Could you write out the records below exactly as they appear?
--- start RECORDS TO USE ---
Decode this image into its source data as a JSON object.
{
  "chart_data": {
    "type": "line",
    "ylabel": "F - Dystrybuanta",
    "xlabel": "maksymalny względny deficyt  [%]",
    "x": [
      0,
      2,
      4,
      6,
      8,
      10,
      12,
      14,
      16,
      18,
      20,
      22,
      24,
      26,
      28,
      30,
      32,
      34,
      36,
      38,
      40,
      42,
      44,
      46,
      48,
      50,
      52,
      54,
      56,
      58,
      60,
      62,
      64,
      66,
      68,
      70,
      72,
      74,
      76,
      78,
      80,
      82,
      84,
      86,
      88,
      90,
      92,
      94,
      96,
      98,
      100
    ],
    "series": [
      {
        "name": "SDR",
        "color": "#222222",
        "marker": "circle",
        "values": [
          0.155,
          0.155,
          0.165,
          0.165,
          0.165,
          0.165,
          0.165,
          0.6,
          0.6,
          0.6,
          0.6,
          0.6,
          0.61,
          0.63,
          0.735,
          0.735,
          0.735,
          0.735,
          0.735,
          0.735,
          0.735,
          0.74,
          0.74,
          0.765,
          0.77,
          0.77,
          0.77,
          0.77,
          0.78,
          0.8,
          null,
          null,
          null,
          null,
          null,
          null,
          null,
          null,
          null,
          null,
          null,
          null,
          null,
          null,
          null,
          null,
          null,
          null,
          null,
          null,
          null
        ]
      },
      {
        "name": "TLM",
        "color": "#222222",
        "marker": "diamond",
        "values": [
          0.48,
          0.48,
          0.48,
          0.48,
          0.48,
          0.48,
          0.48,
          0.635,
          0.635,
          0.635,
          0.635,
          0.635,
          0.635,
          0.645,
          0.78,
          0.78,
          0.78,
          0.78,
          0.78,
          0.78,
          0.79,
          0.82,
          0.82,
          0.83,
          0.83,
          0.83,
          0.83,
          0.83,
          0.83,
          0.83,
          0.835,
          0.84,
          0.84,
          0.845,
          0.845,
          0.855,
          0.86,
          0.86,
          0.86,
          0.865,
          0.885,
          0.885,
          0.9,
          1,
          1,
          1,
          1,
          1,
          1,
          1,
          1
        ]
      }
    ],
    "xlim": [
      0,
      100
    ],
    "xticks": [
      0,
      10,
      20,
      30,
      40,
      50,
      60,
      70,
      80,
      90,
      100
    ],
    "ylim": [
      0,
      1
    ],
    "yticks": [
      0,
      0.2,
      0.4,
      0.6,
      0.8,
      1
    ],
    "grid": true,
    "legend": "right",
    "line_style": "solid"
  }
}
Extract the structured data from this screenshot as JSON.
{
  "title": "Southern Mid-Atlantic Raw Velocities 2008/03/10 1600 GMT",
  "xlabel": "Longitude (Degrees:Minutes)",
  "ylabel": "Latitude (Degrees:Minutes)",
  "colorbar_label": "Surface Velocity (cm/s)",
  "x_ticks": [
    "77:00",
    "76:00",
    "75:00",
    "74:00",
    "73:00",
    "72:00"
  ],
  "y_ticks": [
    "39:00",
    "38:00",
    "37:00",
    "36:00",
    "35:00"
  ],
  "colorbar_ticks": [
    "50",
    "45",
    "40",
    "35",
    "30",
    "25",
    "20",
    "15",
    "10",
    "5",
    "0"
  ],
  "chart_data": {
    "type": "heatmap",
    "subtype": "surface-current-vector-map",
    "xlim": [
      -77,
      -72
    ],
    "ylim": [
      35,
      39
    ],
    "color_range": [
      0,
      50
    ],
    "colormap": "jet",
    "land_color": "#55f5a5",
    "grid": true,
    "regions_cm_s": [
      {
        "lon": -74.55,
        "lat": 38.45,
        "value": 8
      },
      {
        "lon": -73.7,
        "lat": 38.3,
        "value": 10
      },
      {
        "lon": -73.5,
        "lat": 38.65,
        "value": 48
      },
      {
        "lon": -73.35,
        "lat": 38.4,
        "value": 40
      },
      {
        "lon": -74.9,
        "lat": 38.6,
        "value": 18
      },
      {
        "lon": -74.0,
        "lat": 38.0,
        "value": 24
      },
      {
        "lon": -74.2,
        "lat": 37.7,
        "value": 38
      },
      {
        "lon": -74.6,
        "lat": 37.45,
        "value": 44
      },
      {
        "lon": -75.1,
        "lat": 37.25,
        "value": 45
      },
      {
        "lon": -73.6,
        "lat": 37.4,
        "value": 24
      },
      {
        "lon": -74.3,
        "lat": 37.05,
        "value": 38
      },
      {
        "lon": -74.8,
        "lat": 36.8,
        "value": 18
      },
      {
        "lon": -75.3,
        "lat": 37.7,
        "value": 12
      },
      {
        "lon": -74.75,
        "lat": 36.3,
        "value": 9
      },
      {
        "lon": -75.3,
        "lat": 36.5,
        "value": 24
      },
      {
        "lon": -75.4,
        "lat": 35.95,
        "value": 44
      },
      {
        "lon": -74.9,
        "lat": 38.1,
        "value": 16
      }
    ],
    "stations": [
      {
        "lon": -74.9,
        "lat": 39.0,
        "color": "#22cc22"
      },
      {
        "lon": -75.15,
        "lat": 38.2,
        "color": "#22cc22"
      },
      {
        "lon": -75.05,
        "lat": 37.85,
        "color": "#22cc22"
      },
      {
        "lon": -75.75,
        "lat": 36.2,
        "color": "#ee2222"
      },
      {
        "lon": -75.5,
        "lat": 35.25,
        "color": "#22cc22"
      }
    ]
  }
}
--- end RECORDS TO USE ---
SOLUTION BELOW ::
Decode this image into its source data as a JSON object.
{
  "chart_data": {
    "type": "line",
    "ylabel": "F - Dystrybuanta",
    "xlabel": "maksymalny względny deficyt  [%]",
    "x": [
      0,
      2,
      4,
      6,
      8,
      10,
      12,
      14,
      16,
      18,
      20,
      22,
      24,
      26,
      28,
      30,
      32,
      34,
      36,
      38,
      40,
      42,
      44,
      46,
      48,
      50,
      52,
      54,
      56,
      58,
      60,
      62,
      64,
      66,
      68,
      70,
      72,
      74,
      76,
      78,
      80,
      82,
      84,
      86,
      88,
      90,
      92,
      94,
      96,
      98,
      100
    ],
    "series": [
      {
        "name": "SDR",
        "color": "#222222",
        "marker": "circle",
        "values": [
          0.155,
          0.155,
          0.165,
          0.165,
          0.165,
          0.165,
          0.165,
          0.6,
          0.6,
          0.6,
          0.6,
          0.6,
          0.61,
          0.63,
          0.735,
          0.735,
          0.735,
          0.735,
          0.735,
          0.735,
          0.735,
          0.74,
          0.74,
          0.765,
          0.77,
          0.77,
          0.77,
          0.77,
          0.78,
          0.8,
          null,
          null,
          null,
          null,
          null,
          null,
          null,
          null,
          null,
          null,
          null,
          null,
          null,
          null,
          null,
          null,
          null,
          null,
          null,
          null,
          null
        ]
      },
      {
        "name": "TLM",
        "color": "#222222",
        "marker": "diamond",
        "values": [
          0.48,
          0.48,
          0.48,
          0.48,
          0.48,
          0.48,
          0.48,
          0.635,
          0.635,
          0.635,
          0.635,
          0.635,
          0.635,
          0.645,
          0.78,
          0.78,
          0.78,
          0.78,
          0.78,
          0.78,
          0.79,
          0.82,
          0.82,
          0.83,
          0.83,
          0.83,
          0.83,
          0.83,
          0.83,
          0.83,
          0.835,
          0.84,
          0.84,
          0.845,
          0.845,
          0.855,
          0.86,
          0.86,
          0.86,
          0.865,
          0.885,
          0.885,
          0.9,
          1,
          1,
          1,
          1,
          1,
          1,
          1,
          1
        ]
      }
    ],
    "xlim": [
      0,
      100
    ],
    "xticks": [
      0,
      10,
      20,
      30,
      40,
      50,
      60,
      70,
      80,
      90,
      100
    ],
    "ylim": [
      0,
      1
    ],
    "yticks": [
      0,
      0.2,
      0.4,
      0.6,
      0.8,
      1
    ],
    "grid": true,
    "legend": "right",
    "line_style": "solid"
  }
}
Extract the structured data from this screenshot as JSON.
{
  "title": "Southern Mid-Atlantic Raw Velocities 2008/03/10 1600 GMT",
  "xlabel": "Longitude (Degrees:Minutes)",
  "ylabel": "Latitude (Degrees:Minutes)",
  "colorbar_label": "Surface Velocity (cm/s)",
  "x_ticks": [
    "77:00",
    "76:00",
    "75:00",
    "74:00",
    "73:00",
    "72:00"
  ],
  "y_ticks": [
    "39:00",
    "38:00",
    "37:00",
    "36:00",
    "35:00"
  ],
  "colorbar_ticks": [
    "50",
    "45",
    "40",
    "35",
    "30",
    "25",
    "20",
    "15",
    "10",
    "5",
    "0"
  ],
  "chart_data": {
    "type": "heatmap",
    "subtype": "surface-current-vector-map",
    "xlim": [
      -77,
      -72
    ],
    "ylim": [
      35,
      39
    ],
    "color_range": [
      0,
      50
    ],
    "colormap": "jet",
    "land_color": "#55f5a5",
    "grid": true,
    "regions_cm_s": [
      {
        "lon": -74.55,
        "lat": 38.45,
        "value": 8
      },
      {
        "lon": -73.7,
        "lat": 38.3,
        "value": 10
      },
      {
        "lon": -73.5,
        "lat": 38.65,
        "value": 48
      },
      {
        "lon": -73.35,
        "lat": 38.4,
        "value": 40
      },
      {
        "lon": -74.9,
        "lat": 38.6,
        "value": 18
      },
      {
        "lon": -74.0,
        "lat": 38.0,
        "value": 24
      },
      {
        "lon": -74.2,
        "lat": 37.7,
        "value": 38
      },
      {
        "lon": -74.6,
        "lat": 37.45,
        "value": 44
      },
      {
        "lon": -75.1,
        "lat": 37.25,
        "value": 45
      },
      {
        "lon": -73.6,
        "lat": 37.4,
        "value": 24
      },
      {
        "lon": -74.3,
        "lat": 37.05,
        "value": 38
      },
      {
        "lon": -74.8,
        "lat": 36.8,
        "value": 18
      },
      {
        "lon": -75.3,
        "lat": 37.7,
        "value": 12
      },
      {
        "lon": -74.75,
        "lat": 36.3,
        "value": 9
      },
      {
        "lon": -75.3,
        "lat": 36.5,
        "value": 24
      },
      {
        "lon": -75.4,
        "lat": 35.95,
        "value": 44
      },
      {
        "lon": -74.9,
        "lat": 38.1,
        "value": 16
      }
    ],
    "stations": [
      {
        "lon": -74.9,
        "lat": 39.0,
        "color": "#22cc22"
      },
      {
        "lon": -75.15,
        "lat": 38.2,
        "color": "#22cc22"
      },
      {
        "lon": -75.05,
        "lat": 37.85,
        "color": "#22cc22"
      },
      {
        "lon": -75.75,
        "lat": 36.2,
        "color": "#ee2222"
      },
      {
        "lon": -75.5,
        "lat": 35.25,
        "color": "#22cc22"
      }
    ]
  }
}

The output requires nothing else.